◆ RAW DATA ◆
▼
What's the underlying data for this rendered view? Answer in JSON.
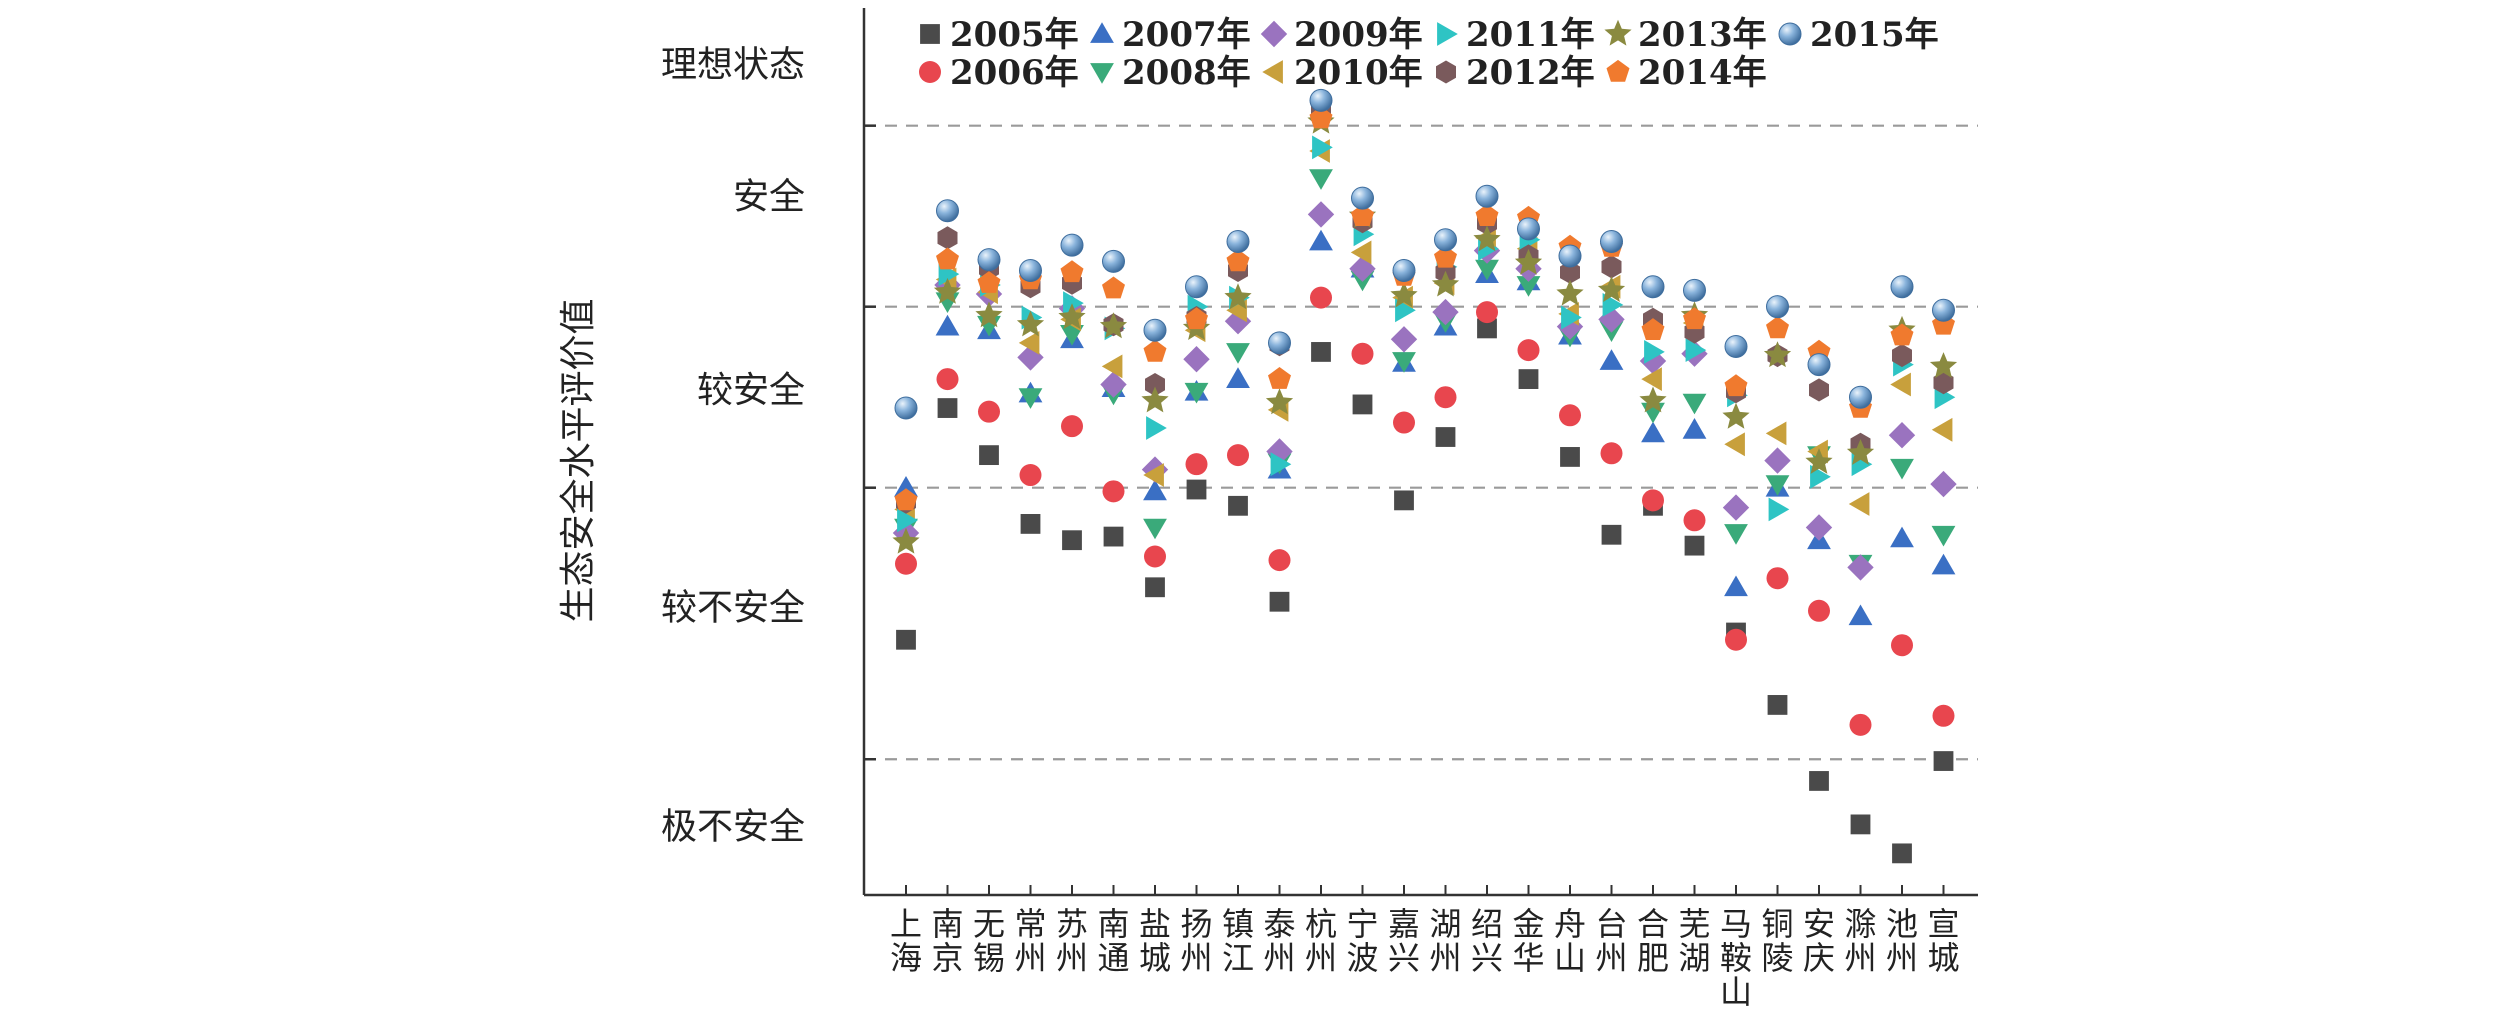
{
  "chart_data": {
    "type": "scatter",
    "ylabel": "生态安全水平评价值",
    "y_categories": [
      "极不安全",
      "较不安全",
      "较安全",
      "安全",
      "理想状态"
    ],
    "x": [
      "上海",
      "南京",
      "无锡",
      "常州",
      "苏州",
      "南通",
      "盐城",
      "扬州",
      "镇江",
      "泰州",
      "杭州",
      "宁波",
      "嘉兴",
      "湖州",
      "绍兴",
      "金华",
      "舟山",
      "台州",
      "合肥",
      "芜湖",
      "马鞍山",
      "铜陵",
      "安庆",
      "滁州",
      "池州",
      "宣城"
    ],
    "ylim": [
      0.25,
      5.15
    ],
    "grid": "horizontal dashed",
    "legend": "top",
    "series": [
      {
        "name": "2005年",
        "marker": "square",
        "color": "#4a4a4a",
        "values": [
          1.66,
          2.94,
          2.68,
          2.3,
          2.21,
          2.23,
          1.95,
          2.49,
          2.4,
          1.87,
          3.25,
          2.96,
          2.43,
          2.78,
          3.38,
          3.1,
          2.67,
          2.24,
          2.4,
          2.18,
          1.7,
          1.3,
          0.88,
          0.64,
          0.48,
          0.99
        ]
      },
      {
        "name": "2006年",
        "marker": "circle",
        "color": "#e8464e",
        "values": [
          2.08,
          3.1,
          2.92,
          2.57,
          2.84,
          2.48,
          2.12,
          2.63,
          2.68,
          2.1,
          3.55,
          3.24,
          2.86,
          3.0,
          3.47,
          3.26,
          2.9,
          2.69,
          2.43,
          2.32,
          1.66,
          2.0,
          1.82,
          1.19,
          1.63,
          1.24
        ]
      },
      {
        "name": "2007年",
        "marker": "triangle-up",
        "color": "#3a6fc4",
        "values": [
          2.5,
          3.39,
          3.37,
          3.02,
          3.32,
          3.05,
          2.48,
          3.03,
          3.1,
          2.6,
          3.86,
          3.71,
          3.19,
          3.39,
          3.68,
          3.64,
          3.34,
          3.2,
          2.8,
          2.82,
          1.95,
          2.5,
          2.21,
          1.79,
          2.22,
          2.07
        ]
      },
      {
        "name": "2008年",
        "marker": "triangle-down",
        "color": "#3aaa7a",
        "values": [
          2.28,
          3.53,
          3.4,
          3.0,
          3.35,
          3.02,
          2.28,
          3.03,
          3.25,
          2.64,
          4.21,
          3.65,
          3.2,
          3.42,
          3.71,
          3.62,
          3.34,
          3.37,
          2.92,
          2.97,
          2.25,
          2.52,
          2.68,
          2.08,
          2.61,
          2.24
        ]
      },
      {
        "name": "2009年",
        "marker": "diamond",
        "color": "#9a73bf",
        "values": [
          2.25,
          3.62,
          3.57,
          3.22,
          3.49,
          3.07,
          2.6,
          3.21,
          3.42,
          2.7,
          4.01,
          3.71,
          3.32,
          3.47,
          3.81,
          3.71,
          3.39,
          3.43,
          3.2,
          3.24,
          2.39,
          2.65,
          2.28,
          2.06,
          2.79,
          2.52
        ]
      },
      {
        "name": "2010年",
        "marker": "triangle-left",
        "color": "#c8a03c",
        "values": [
          2.38,
          3.65,
          3.58,
          3.3,
          3.43,
          3.17,
          2.57,
          3.37,
          3.48,
          2.93,
          4.36,
          3.8,
          3.55,
          3.63,
          3.88,
          3.82,
          3.46,
          3.61,
          3.1,
          3.41,
          2.74,
          2.8,
          2.7,
          2.41,
          3.07,
          2.82
        ]
      },
      {
        "name": "2011年",
        "marker": "triangle-right",
        "color": "#2ec4c4",
        "values": [
          2.32,
          3.68,
          3.62,
          3.44,
          3.52,
          3.38,
          2.83,
          3.5,
          3.55,
          2.63,
          4.38,
          3.9,
          3.48,
          3.72,
          3.82,
          3.87,
          3.44,
          3.51,
          3.25,
          3.26,
          3.01,
          2.38,
          2.56,
          2.63,
          3.18,
          3.0
        ]
      },
      {
        "name": "2012年",
        "marker": "hexagon",
        "color": "#7a5a5c",
        "values": [
          2.42,
          3.88,
          3.71,
          3.61,
          3.63,
          3.4,
          3.07,
          3.44,
          3.7,
          3.29,
          4.59,
          3.97,
          3.7,
          3.69,
          3.96,
          3.78,
          3.69,
          3.72,
          3.43,
          3.36,
          3.03,
          3.23,
          3.04,
          2.74,
          3.23,
          3.08
        ]
      },
      {
        "name": "2013年",
        "marker": "star",
        "color": "#8a8a40",
        "values": [
          2.2,
          3.58,
          3.45,
          3.4,
          3.44,
          3.39,
          2.98,
          3.38,
          3.55,
          2.97,
          4.52,
          4.0,
          3.56,
          3.62,
          3.87,
          3.74,
          3.57,
          3.59,
          2.98,
          3.45,
          2.89,
          3.23,
          2.64,
          2.69,
          3.37,
          3.17
        ]
      },
      {
        "name": "2014年",
        "marker": "pentagon",
        "color": "#f07a2e",
        "values": [
          2.43,
          3.76,
          3.63,
          3.65,
          3.69,
          3.6,
          3.25,
          3.43,
          3.75,
          3.1,
          4.54,
          4.0,
          3.67,
          3.77,
          4.0,
          3.99,
          3.83,
          3.83,
          3.37,
          3.43,
          3.06,
          3.38,
          3.25,
          2.94,
          3.34,
          3.4
        ]
      },
      {
        "name": "2015年",
        "marker": "sphere",
        "color": "#6e9ccc",
        "values": [
          2.94,
          4.03,
          3.76,
          3.7,
          3.84,
          3.75,
          3.37,
          3.61,
          3.86,
          3.3,
          4.64,
          4.1,
          3.7,
          3.87,
          4.11,
          3.93,
          3.78,
          3.86,
          3.61,
          3.59,
          3.28,
          3.5,
          3.18,
          3.0,
          3.61,
          3.48
        ]
      }
    ]
  }
}
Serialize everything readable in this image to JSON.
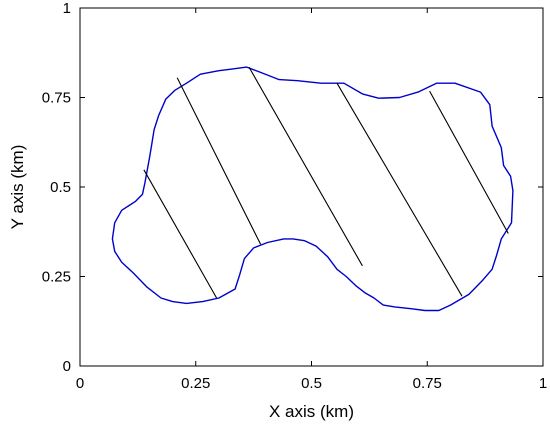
{
  "chart_data": {
    "type": "line",
    "title": "",
    "xlabel": "X axis (km)",
    "ylabel": "Y axis (km)",
    "xlim": [
      0,
      1
    ],
    "ylim": [
      0,
      1
    ],
    "xticks": [
      0,
      0.25,
      0.5,
      0.75,
      1
    ],
    "yticks": [
      0,
      0.25,
      0.5,
      0.75,
      1
    ],
    "xtick_labels": [
      "0",
      "0.25",
      "0.5",
      "0.75",
      "1"
    ],
    "ytick_labels": [
      "0",
      "0.25",
      "0.5",
      "0.75",
      "1"
    ],
    "grid": false,
    "colors": {
      "boundary": "#0000cc",
      "lines": "#000000",
      "frame": "#000000"
    },
    "series": [
      {
        "type": "closed-boundary",
        "points": [
          [
            0.33,
            0.83
          ],
          [
            0.36,
            0.835
          ],
          [
            0.39,
            0.82
          ],
          [
            0.43,
            0.8
          ],
          [
            0.47,
            0.797
          ],
          [
            0.52,
            0.79
          ],
          [
            0.57,
            0.79
          ],
          [
            0.61,
            0.76
          ],
          [
            0.645,
            0.748
          ],
          [
            0.69,
            0.75
          ],
          [
            0.73,
            0.765
          ],
          [
            0.77,
            0.79
          ],
          [
            0.81,
            0.79
          ],
          [
            0.865,
            0.765
          ],
          [
            0.885,
            0.73
          ],
          [
            0.89,
            0.67
          ],
          [
            0.91,
            0.61
          ],
          [
            0.915,
            0.56
          ],
          [
            0.93,
            0.53
          ],
          [
            0.935,
            0.49
          ],
          [
            0.932,
            0.4
          ],
          [
            0.91,
            0.355
          ],
          [
            0.9,
            0.31
          ],
          [
            0.89,
            0.27
          ],
          [
            0.87,
            0.24
          ],
          [
            0.84,
            0.2
          ],
          [
            0.8,
            0.17
          ],
          [
            0.775,
            0.155
          ],
          [
            0.745,
            0.155
          ],
          [
            0.715,
            0.16
          ],
          [
            0.68,
            0.165
          ],
          [
            0.655,
            0.17
          ],
          [
            0.635,
            0.19
          ],
          [
            0.615,
            0.205
          ],
          [
            0.595,
            0.225
          ],
          [
            0.575,
            0.25
          ],
          [
            0.555,
            0.27
          ],
          [
            0.535,
            0.305
          ],
          [
            0.51,
            0.335
          ],
          [
            0.485,
            0.35
          ],
          [
            0.46,
            0.355
          ],
          [
            0.44,
            0.355
          ],
          [
            0.405,
            0.345
          ],
          [
            0.375,
            0.33
          ],
          [
            0.355,
            0.3
          ],
          [
            0.345,
            0.255
          ],
          [
            0.335,
            0.215
          ],
          [
            0.3,
            0.19
          ],
          [
            0.265,
            0.18
          ],
          [
            0.23,
            0.175
          ],
          [
            0.2,
            0.18
          ],
          [
            0.175,
            0.19
          ],
          [
            0.145,
            0.22
          ],
          [
            0.115,
            0.26
          ],
          [
            0.09,
            0.29
          ],
          [
            0.075,
            0.32
          ],
          [
            0.07,
            0.355
          ],
          [
            0.075,
            0.4
          ],
          [
            0.09,
            0.435
          ],
          [
            0.12,
            0.46
          ],
          [
            0.135,
            0.48
          ],
          [
            0.14,
            0.51
          ],
          [
            0.145,
            0.545
          ],
          [
            0.15,
            0.58
          ],
          [
            0.155,
            0.62
          ],
          [
            0.16,
            0.66
          ],
          [
            0.17,
            0.7
          ],
          [
            0.185,
            0.745
          ],
          [
            0.205,
            0.77
          ],
          [
            0.23,
            0.79
          ],
          [
            0.26,
            0.815
          ],
          [
            0.3,
            0.825
          ]
        ]
      },
      {
        "type": "segments",
        "lines": [
          [
            [
              0.138,
              0.548
            ],
            [
              0.295,
              0.19
            ]
          ],
          [
            [
              0.21,
              0.805
            ],
            [
              0.39,
              0.34
            ]
          ],
          [
            [
              0.365,
              0.835
            ],
            [
              0.61,
              0.28
            ]
          ],
          [
            [
              0.555,
              0.79
            ],
            [
              0.825,
              0.195
            ]
          ],
          [
            [
              0.755,
              0.768
            ],
            [
              0.925,
              0.37
            ]
          ]
        ]
      }
    ]
  }
}
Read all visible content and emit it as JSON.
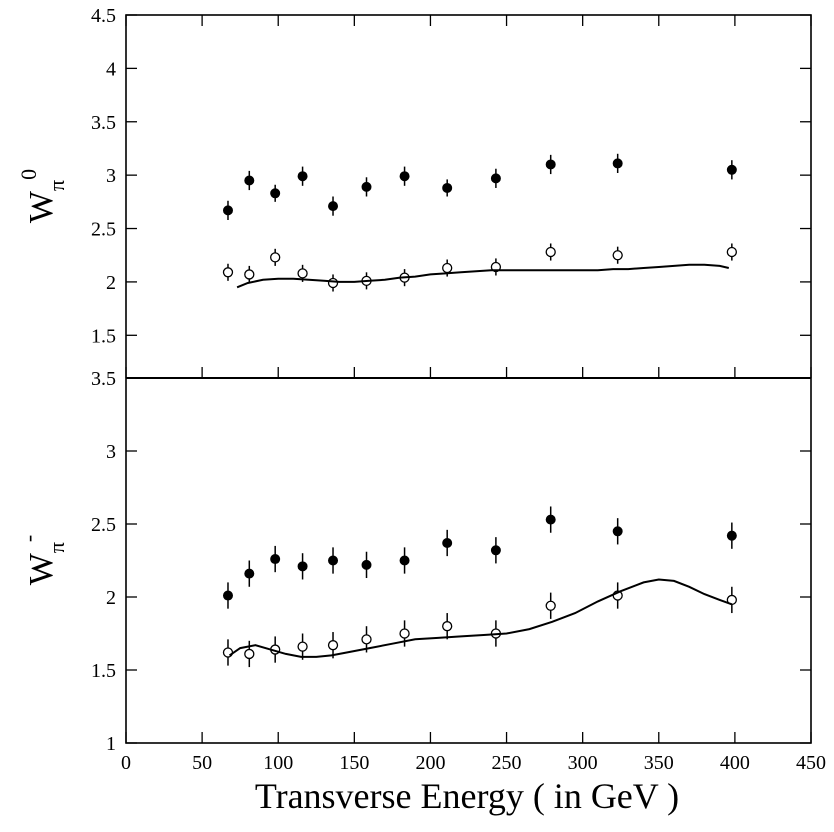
▲
◆ YOUR GOAL ◆
For each line of the listing that holds the word "triangle", show that line.

◆ TASK RESULT ◆
        "marker": "triangle-up",
        "marker": "triangle-down",
        "marker": "triangle-left",
        "marker": "triangle-right",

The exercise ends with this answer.